[Short exercise]
From the entries below, report how many lines contain the string "šrouby". Give only that number.

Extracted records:
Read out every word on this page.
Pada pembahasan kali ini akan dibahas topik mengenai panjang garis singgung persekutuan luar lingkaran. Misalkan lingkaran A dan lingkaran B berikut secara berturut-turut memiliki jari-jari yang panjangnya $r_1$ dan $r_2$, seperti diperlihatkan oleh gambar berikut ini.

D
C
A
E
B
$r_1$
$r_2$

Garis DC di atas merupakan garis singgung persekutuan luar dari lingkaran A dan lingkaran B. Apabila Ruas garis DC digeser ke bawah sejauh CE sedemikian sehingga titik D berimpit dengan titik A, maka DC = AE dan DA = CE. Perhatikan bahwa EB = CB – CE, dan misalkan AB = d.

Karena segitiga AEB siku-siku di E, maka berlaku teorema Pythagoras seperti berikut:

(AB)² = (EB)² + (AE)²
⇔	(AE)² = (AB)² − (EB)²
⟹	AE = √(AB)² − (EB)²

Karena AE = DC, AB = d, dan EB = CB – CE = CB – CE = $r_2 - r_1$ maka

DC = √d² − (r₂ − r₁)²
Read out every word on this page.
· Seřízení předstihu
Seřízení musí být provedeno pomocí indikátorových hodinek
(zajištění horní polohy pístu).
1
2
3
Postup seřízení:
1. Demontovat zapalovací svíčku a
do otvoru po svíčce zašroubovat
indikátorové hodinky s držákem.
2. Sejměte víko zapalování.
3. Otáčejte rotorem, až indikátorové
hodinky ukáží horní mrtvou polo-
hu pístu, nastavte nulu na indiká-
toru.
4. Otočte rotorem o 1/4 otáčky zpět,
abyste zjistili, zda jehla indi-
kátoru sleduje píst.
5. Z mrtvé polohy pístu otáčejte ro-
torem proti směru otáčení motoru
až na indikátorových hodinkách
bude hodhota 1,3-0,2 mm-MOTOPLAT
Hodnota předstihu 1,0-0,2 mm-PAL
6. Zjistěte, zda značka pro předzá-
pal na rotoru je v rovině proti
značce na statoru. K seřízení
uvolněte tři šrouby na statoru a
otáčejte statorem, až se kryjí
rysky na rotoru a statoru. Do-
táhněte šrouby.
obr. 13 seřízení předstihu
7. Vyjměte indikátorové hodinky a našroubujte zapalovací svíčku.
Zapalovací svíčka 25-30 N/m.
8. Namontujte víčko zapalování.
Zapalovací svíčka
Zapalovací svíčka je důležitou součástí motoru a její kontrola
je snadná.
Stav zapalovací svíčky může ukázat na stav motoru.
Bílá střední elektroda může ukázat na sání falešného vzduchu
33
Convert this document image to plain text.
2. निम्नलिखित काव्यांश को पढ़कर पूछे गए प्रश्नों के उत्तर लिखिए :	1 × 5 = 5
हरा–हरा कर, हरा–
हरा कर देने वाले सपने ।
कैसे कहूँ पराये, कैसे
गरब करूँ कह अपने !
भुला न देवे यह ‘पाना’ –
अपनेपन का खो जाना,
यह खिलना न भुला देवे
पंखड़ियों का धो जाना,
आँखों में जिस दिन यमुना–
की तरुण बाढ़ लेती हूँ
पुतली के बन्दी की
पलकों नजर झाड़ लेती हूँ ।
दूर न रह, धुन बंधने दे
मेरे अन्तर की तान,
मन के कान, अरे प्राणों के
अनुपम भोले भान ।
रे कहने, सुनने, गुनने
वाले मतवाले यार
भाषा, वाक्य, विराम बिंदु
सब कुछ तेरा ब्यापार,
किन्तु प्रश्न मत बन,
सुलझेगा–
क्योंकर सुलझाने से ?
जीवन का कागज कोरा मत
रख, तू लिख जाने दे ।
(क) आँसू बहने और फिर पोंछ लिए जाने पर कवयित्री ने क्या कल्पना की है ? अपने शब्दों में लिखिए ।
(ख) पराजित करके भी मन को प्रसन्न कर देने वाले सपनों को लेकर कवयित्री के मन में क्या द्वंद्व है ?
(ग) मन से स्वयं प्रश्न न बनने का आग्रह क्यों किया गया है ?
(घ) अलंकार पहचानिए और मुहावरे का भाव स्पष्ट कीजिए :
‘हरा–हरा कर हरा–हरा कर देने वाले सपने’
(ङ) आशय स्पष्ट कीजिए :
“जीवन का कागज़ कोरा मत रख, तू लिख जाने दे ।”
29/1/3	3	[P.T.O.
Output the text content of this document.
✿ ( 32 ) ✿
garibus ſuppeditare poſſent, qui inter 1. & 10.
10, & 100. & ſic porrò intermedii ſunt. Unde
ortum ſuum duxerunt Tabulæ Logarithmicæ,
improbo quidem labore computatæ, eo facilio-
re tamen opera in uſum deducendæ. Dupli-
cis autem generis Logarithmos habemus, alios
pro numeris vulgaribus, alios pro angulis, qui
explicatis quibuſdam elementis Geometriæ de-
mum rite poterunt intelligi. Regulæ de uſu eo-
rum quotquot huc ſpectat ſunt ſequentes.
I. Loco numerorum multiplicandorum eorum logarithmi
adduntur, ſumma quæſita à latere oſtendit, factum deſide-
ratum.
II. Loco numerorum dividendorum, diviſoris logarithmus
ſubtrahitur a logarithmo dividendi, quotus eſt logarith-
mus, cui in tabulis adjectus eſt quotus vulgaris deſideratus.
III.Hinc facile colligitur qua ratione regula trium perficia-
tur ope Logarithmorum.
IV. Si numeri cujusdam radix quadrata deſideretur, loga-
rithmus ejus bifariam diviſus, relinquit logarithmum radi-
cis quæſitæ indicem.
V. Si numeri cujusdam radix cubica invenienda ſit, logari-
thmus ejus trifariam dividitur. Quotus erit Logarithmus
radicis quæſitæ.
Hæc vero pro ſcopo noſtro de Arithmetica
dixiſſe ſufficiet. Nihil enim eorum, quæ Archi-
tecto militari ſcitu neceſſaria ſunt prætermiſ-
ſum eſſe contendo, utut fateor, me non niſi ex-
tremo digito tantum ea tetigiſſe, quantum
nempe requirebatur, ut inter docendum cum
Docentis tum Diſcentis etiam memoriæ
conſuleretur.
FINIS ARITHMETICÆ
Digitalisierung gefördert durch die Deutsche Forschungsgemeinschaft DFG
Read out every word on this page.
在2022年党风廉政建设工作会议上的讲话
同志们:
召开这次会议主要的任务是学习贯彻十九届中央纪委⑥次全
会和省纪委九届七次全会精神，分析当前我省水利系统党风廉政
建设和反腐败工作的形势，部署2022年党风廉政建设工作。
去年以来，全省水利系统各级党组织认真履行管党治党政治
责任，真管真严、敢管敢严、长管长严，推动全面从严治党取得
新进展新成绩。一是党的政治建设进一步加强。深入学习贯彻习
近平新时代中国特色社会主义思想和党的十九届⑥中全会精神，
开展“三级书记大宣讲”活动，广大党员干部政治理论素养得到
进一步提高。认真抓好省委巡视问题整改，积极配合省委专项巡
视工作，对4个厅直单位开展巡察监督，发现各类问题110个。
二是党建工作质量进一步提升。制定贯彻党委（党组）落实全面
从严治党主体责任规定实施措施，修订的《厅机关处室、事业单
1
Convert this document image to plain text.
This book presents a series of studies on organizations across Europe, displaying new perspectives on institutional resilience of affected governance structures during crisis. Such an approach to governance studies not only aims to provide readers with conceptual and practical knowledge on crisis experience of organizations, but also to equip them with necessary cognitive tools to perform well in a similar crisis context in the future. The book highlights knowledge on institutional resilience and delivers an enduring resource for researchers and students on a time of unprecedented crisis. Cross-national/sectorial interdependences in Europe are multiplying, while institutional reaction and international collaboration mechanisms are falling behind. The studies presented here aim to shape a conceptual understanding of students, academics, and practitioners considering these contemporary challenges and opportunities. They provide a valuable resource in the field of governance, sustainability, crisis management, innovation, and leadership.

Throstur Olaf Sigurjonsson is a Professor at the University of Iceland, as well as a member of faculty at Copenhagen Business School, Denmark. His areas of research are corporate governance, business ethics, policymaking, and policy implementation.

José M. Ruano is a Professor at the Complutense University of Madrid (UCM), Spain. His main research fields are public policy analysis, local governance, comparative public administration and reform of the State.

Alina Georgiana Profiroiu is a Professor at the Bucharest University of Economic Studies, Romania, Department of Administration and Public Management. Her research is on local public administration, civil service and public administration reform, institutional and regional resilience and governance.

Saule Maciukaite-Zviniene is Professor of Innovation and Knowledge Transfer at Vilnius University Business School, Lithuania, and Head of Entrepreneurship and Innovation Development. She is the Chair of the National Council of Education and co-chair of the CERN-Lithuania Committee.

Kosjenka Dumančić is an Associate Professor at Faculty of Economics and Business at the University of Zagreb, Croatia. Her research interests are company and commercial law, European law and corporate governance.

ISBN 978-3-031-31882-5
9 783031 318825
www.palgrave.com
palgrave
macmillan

[Answer to this task]
2